**WRITTEN REQUEST**
Transcribe the material exactly. Images do not belong in the copy.

----- STORED ROWS

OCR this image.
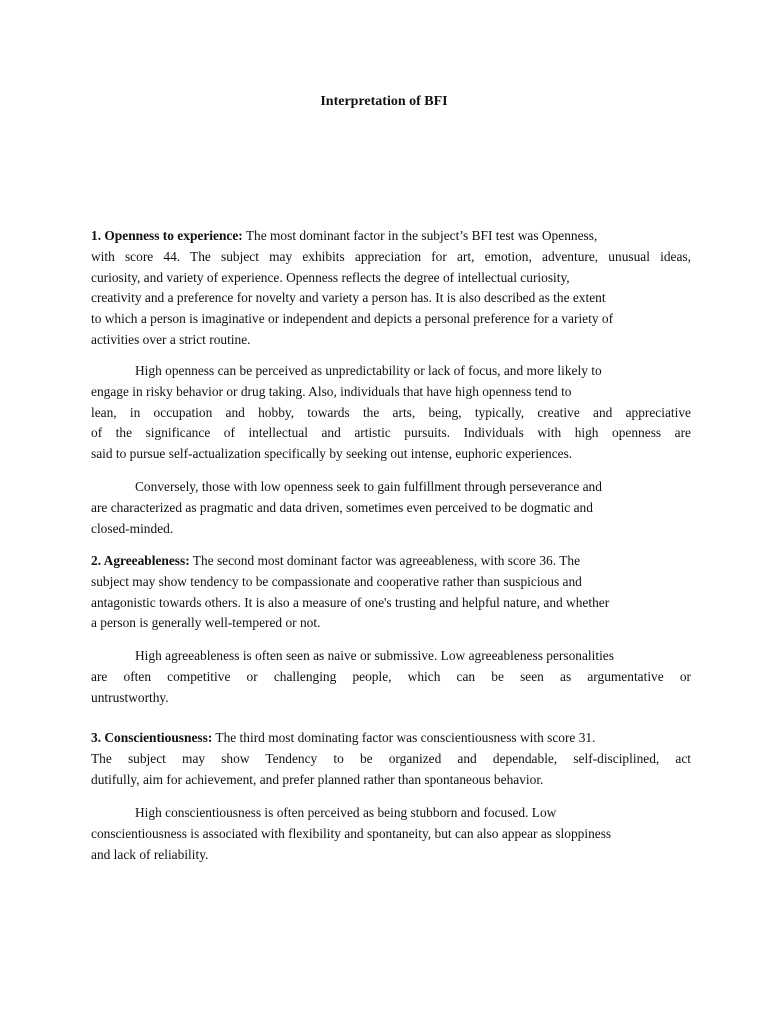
Interpretation of BFI
1. Openness to experience: The most dominant factor in the subject’s BFI test was Openness,
with score 44. The subject may exhibits appreciation for art, emotion, adventure, unusual ideas,
curiosity, and variety of experience. Openness reflects the degree of intellectual curiosity,
creativity and a preference for novelty and variety a person has. It is also described as the extent
to which a person is imaginative or independent and depicts a personal preference for a variety of
activities over a strict routine.
High openness can be perceived as unpredictability or lack of focus, and more likely to
engage in risky behavior or drug taking. Also, individuals that have high openness tend to
lean, in occupation and hobby, towards the arts, being, typically, creative and appreciative
of the significance of intellectual and artistic pursuits. Individuals with high openness are
said to pursue self-actualization specifically by seeking out intense, euphoric experiences.
Conversely, those with low openness seek to gain fulfillment through perseverance and
are characterized as pragmatic and data driven, sometimes even perceived to be dogmatic and
closed-minded.
2. Agreeableness: The second most dominant factor was agreeableness, with score 36. The
subject may show tendency to be compassionate and cooperative rather than suspicious and
antagonistic towards others. It is also a measure of one's trusting and helpful nature, and whether
a person is generally well-tempered or not.
High agreeableness is often seen as naive or submissive. Low agreeableness personalities
are often competitive or challenging people, which can be seen as argumentative or
untrustworthy.
3. Conscientiousness: The third most dominating factor was conscientiousness with score 31.
The subject may show Tendency to be organized and dependable, self-disciplined, act
dutifully, aim for achievement, and prefer planned rather than spontaneous behavior.
High conscientiousness is often perceived as being stubborn and focused. Low
conscientiousness is associated with flexibility and spontaneity, but can also appear as sloppiness
and lack of reliability.
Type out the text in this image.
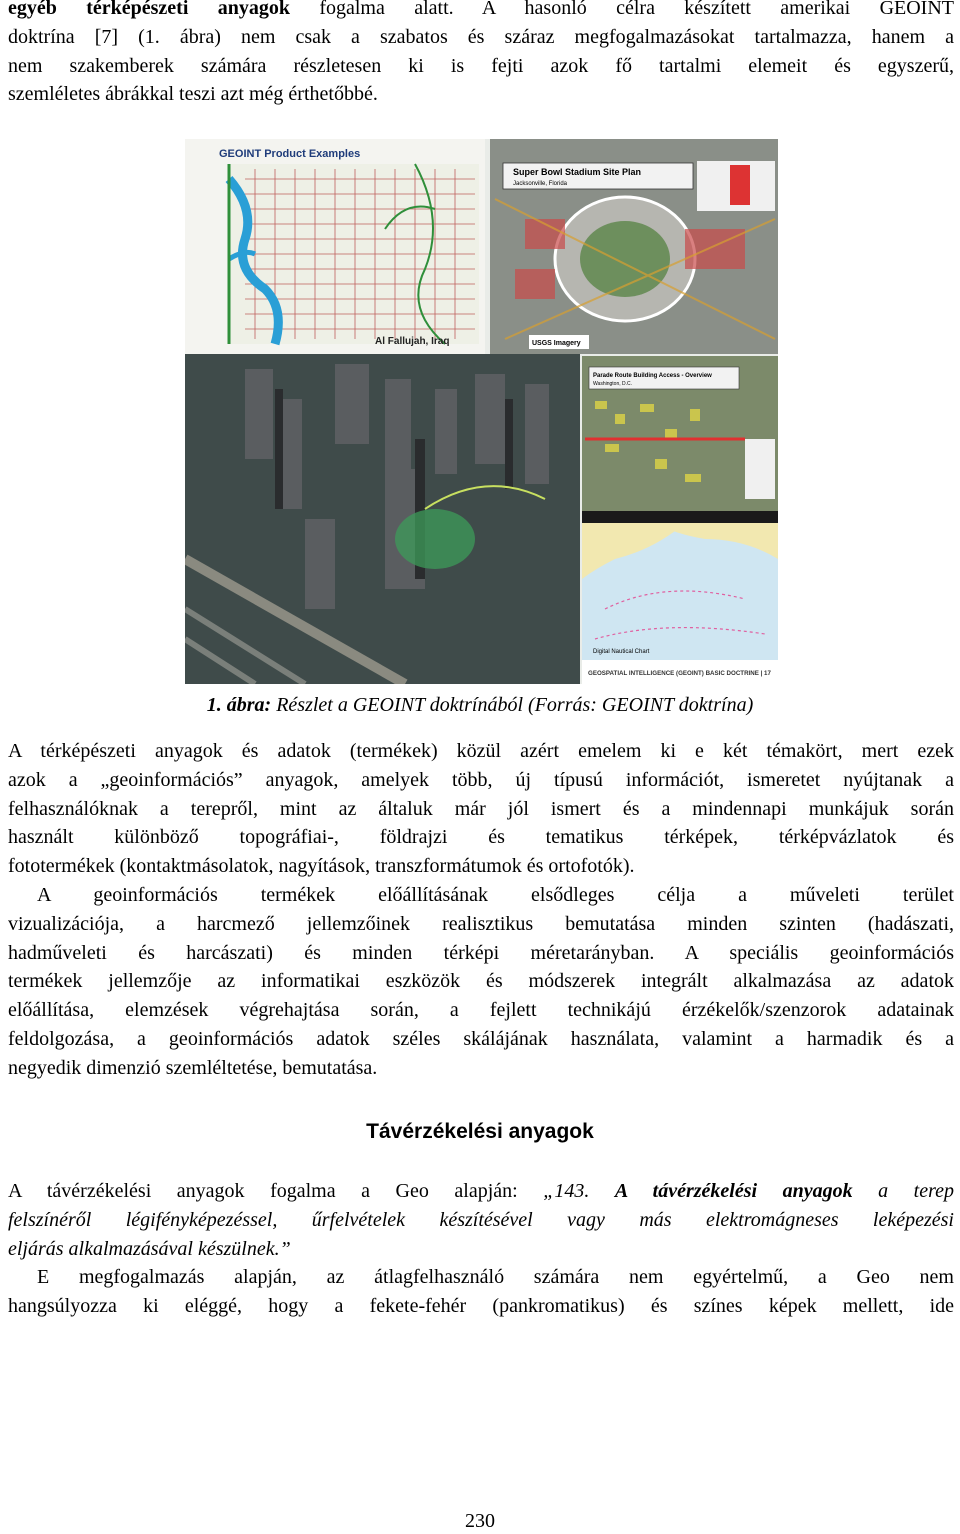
egyéb térképészeti anyagok fogalma alatt. A hasonló célra készített amerikai GEOINT
doktrína [7] (1. ábra) nem csak a szabatos és száraz megfogalmazásokat tartalmazza, hanem a
nem szakemberek számára részletesen ki is fejti azok fő tartalmi elemeit és egyszerű,
szemléletes ábrákkal teszi azt még érthetőbbé.
GEOINT Product Examples
Al Fallujah, Iraq
Super Bowl Stadium Site Plan
Jacksonville, Florida
USGS Imagery
Parade Route Building Access - Overview
Washington, D.C.
Digital Nautical Chart
GEOSPATIAL INTELLIGENCE (GEOINT) BASIC DOCTRINE | 17
1. ábra: Részlet a GEOINT doktrínából (Forrás: GEOINT doktrína)
A térképészeti anyagok és adatok (termékek) közül azért emelem ki e két témakört, mert ezek
azok a „geoinformációs” anyagok, amelyek több, új típusú információt, ismeretet nyújtanak a
felhasználóknak a terepről, mint az általuk már jól ismert és a mindennapi munkájuk során
használt különböző topográfiai-, földrajzi és tematikus térképek, térképvázlatok és
fototermékek (kontaktmásolatok, nagyítások, transzformátumok és ortofotók).
A geoinformációs termékek előállításának elsődleges célja a műveleti terület
vizualizációja, a harcmező jellemzőinek realisztikus bemutatása minden szinten (hadászati,
hadműveleti és harcászati) és minden térképi méretarányban. A speciális geoinformációs
termékek jellemzője az informatikai eszközök és módszerek integrált alkalmazása az adatok
előállítása, elemzések végrehajtása során, a fejlett technikájú érzékelők/szenzorok adatainak
feldolgozása, a geoinformációs adatok széles skálájának használata, valamint a harmadik és a
negyedik dimenzió szemléltetése, bemutatása.
Távérzékelési anyagok
A távérzékelési anyagok fogalma a Geo alapján: „143. A távérzékelési anyagok a terep
felszínéről légifényképezéssel, űrfelvételek készítésével vagy más elektromágneses leképezési
eljárás alkalmazásával készülnek.”
E megfogalmazás alapján, az átlagfelhasználó számára nem egyértelmű, a Geo nem
hangsúlyozza ki eléggé, hogy a fekete-fehér (pankromatikus) és színes képek mellett, ide
230
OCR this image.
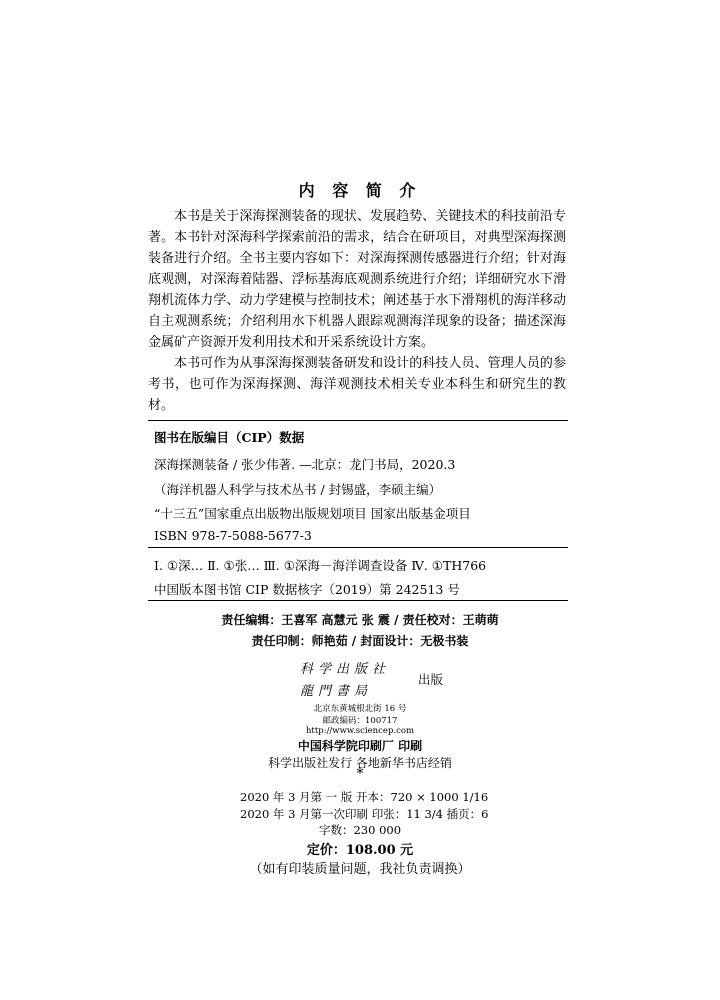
内 容 简 介

本书是关于深海探测装备的现状、发展趋势、关键技术的科技前沿专著。本书针对深海科学探索前沿的需求，结合在研项目，对典型深海探测装备进行介绍。全书主要内容如下：对深海探测传感器进行介绍；针对海底观测，对深海着陆器、浮标基海底观测系统进行介绍；详细研究水下滑翔机流体力学、动力学建模与控制技术；阐述基于水下滑翔机的海洋移动自主观测系统；介绍利用水下机器人跟踪观测海洋现象的设备；描述深海金属矿产资源开发利用技术和开采系统设计方案。

本书可作为从事深海探测装备研发和设计的科技人员、管理人员的参考书，也可作为深海探测、海洋观测技术相关专业本科生和研究生的教材。

图书在版编目（CIP）数据
深海探测装备 / 张少伟著. —北京：龙门书局，2020.3
（海洋机器人科学与技术丛书 / 封锡盛，李硕主编）
“十三五”国家重点出版物出版规划项目 国家出版基金项目
ISBN 978-7-5088-5677-3
Ⅰ. ①深… Ⅱ. ①张… Ⅲ. ①深海－海洋调查设备 Ⅳ. ①TH766
中国版本图书馆 CIP 数据核字（2019）第 242513 号
责任编辑：王喜军 高慧元 张 震 / 责任校对：王萌萌
责任印制：师艳茹 / 封面设计：无极书装
科学出版社
龍門書局
出版
北京东黄城根北街 16 号
邮政编码：100717
http://www.sciencep.com
中国科学院印刷厂 印刷
科学出版社发行 各地新华书店经销
*
2020 年 3 月第 一 版 开本：720 × 1000 1/16
2020 年 3 月第一次印刷 印张：11 3/4 插页：6
字数：230 000
定价：108.00 元
（如有印装质量问题，我社负责调换）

----------

**SOLUTION**
OCR this image.
Interpretation of BFI
1. Openness to experience: The most dominant factor in the subject’s BFI test was Openness,
with score 44. The subject may exhibits appreciation for art, emotion, adventure, unusual ideas,
curiosity, and variety of experience. Openness reflects the degree of intellectual curiosity,
creativity and a preference for novelty and variety a person has. It is also described as the extent
to which a person is imaginative or independent and depicts a personal preference for a variety of
activities over a strict routine.
High openness can be perceived as unpredictability or lack of focus, and more likely to
engage in risky behavior or drug taking. Also, individuals that have high openness tend to
lean, in occupation and hobby, towards the arts, being, typically, creative and appreciative
of the significance of intellectual and artistic pursuits. Individuals with high openness are
said to pursue self-actualization specifically by seeking out intense, euphoric experiences.
Conversely, those with low openness seek to gain fulfillment through perseverance and
are characterized as pragmatic and data driven, sometimes even perceived to be dogmatic and
closed-minded.
2. Agreeableness: The second most dominant factor was agreeableness, with score 36. The
subject may show tendency to be compassionate and cooperative rather than suspicious and
antagonistic towards others. It is also a measure of one's trusting and helpful nature, and whether
a person is generally well-tempered or not.
High agreeableness is often seen as naive or submissive. Low agreeableness personalities
are often competitive or challenging people, which can be seen as argumentative or
untrustworthy.
3. Conscientiousness: The third most dominating factor was conscientiousness with score 31.
The subject may show Tendency to be organized and dependable, self-disciplined, act
dutifully, aim for achievement, and prefer planned rather than spontaneous behavior.
High conscientiousness is often perceived as being stubborn and focused. Low
conscientiousness is associated with flexibility and spontaneity, but can also appear as sloppiness
and lack of reliability.
Type out the text in this image.
egyéb térképészeti anyagok fogalma alatt. A hasonló célra készített amerikai GEOINT
doktrína [7] (1. ábra) nem csak a szabatos és száraz megfogalmazásokat tartalmazza, hanem a
nem szakemberek számára részletesen ki is fejti azok fő tartalmi elemeit és egyszerű,
szemléletes ábrákkal teszi azt még érthetőbbé.
GEOINT Product Examples
Al Fallujah, Iraq
Super Bowl Stadium Site Plan
Jacksonville, Florida
USGS Imagery
Parade Route Building Access - Overview
Washington, D.C.
Digital Nautical Chart
GEOSPATIAL INTELLIGENCE (GEOINT) BASIC DOCTRINE | 17
1. ábra: Részlet a GEOINT doktrínából (Forrás: GEOINT doktrína)
A térképészeti anyagok és adatok (termékek) közül azért emelem ki e két témakört, mert ezek
azok a „geoinformációs” anyagok, amelyek több, új típusú információt, ismeretet nyújtanak a
felhasználóknak a terepről, mint az általuk már jól ismert és a mindennapi munkájuk során
használt különböző topográfiai-, földrajzi és tematikus térképek, térképvázlatok és
fototermékek (kontaktmásolatok, nagyítások, transzformátumok és ortofotók).
A geoinformációs termékek előállításának elsődleges célja a műveleti terület
vizualizációja, a harcmező jellemzőinek realisztikus bemutatása minden szinten (hadászati,
hadműveleti és harcászati) és minden térképi méretarányban. A speciális geoinformációs
termékek jellemzője az informatikai eszközök és módszerek integrált alkalmazása az adatok
előállítása, elemzések végrehajtása során, a fejlett technikájú érzékelők/szenzorok adatainak
feldolgozása, a geoinformációs adatok széles skálájának használata, valamint a harmadik és a
negyedik dimenzió szemléltetése, bemutatása.
Távérzékelési anyagok
A távérzékelési anyagok fogalma a Geo alapján: „143. A távérzékelési anyagok a terep
felszínéről légifényképezéssel, űrfelvételek készítésével vagy más elektromágneses leképezési
eljárás alkalmazásával készülnek.”
E megfogalmazás alapján, az átlagfelhasználó számára nem egyértelmű, a Geo nem
hangsúlyozza ki eléggé, hogy a fekete-fehér (pankromatikus) és színes képek mellett, ide
230
OCR this image.
内 容 简 介

本书是关于深海探测装备的现状、发展趋势、关键技术的科技前沿专著。本书针对深海科学探索前沿的需求，结合在研项目，对典型深海探测装备进行介绍。全书主要内容如下：对深海探测传感器进行介绍；针对海底观测，对深海着陆器、浮标基海底观测系统进行介绍；详细研究水下滑翔机流体力学、动力学建模与控制技术；阐述基于水下滑翔机的海洋移动自主观测系统；介绍利用水下机器人跟踪观测海洋现象的设备；描述深海金属矿产资源开发利用技术和开采系统设计方案。

本书可作为从事深海探测装备研发和设计的科技人员、管理人员的参考书，也可作为深海探测、海洋观测技术相关专业本科生和研究生的教材。

图书在版编目（CIP）数据
深海探测装备 / 张少伟著. —北京：龙门书局，2020.3
（海洋机器人科学与技术丛书 / 封锡盛，李硕主编）
“十三五”国家重点出版物出版规划项目 国家出版基金项目
ISBN 978-7-5088-5677-3
Ⅰ. ①深… Ⅱ. ①张… Ⅲ. ①深海－海洋调查设备 Ⅳ. ①TH766
中国版本图书馆 CIP 数据核字（2019）第 242513 号
责任编辑：王喜军 高慧元 张 震 / 责任校对：王萌萌
责任印制：师艳茹 / 封面设计：无极书装
科学出版社
龍門書局
出版
北京东黄城根北街 16 号
邮政编码：100717
http://www.sciencep.com
中国科学院印刷厂 印刷
科学出版社发行 各地新华书店经销
*
2020 年 3 月第 一 版 开本：720 × 1000 1/16
2020 年 3 月第一次印刷 印张：11 3/4 插页：6
字数：230 000
定价：108.00 元
（如有印装质量问题，我社负责调换）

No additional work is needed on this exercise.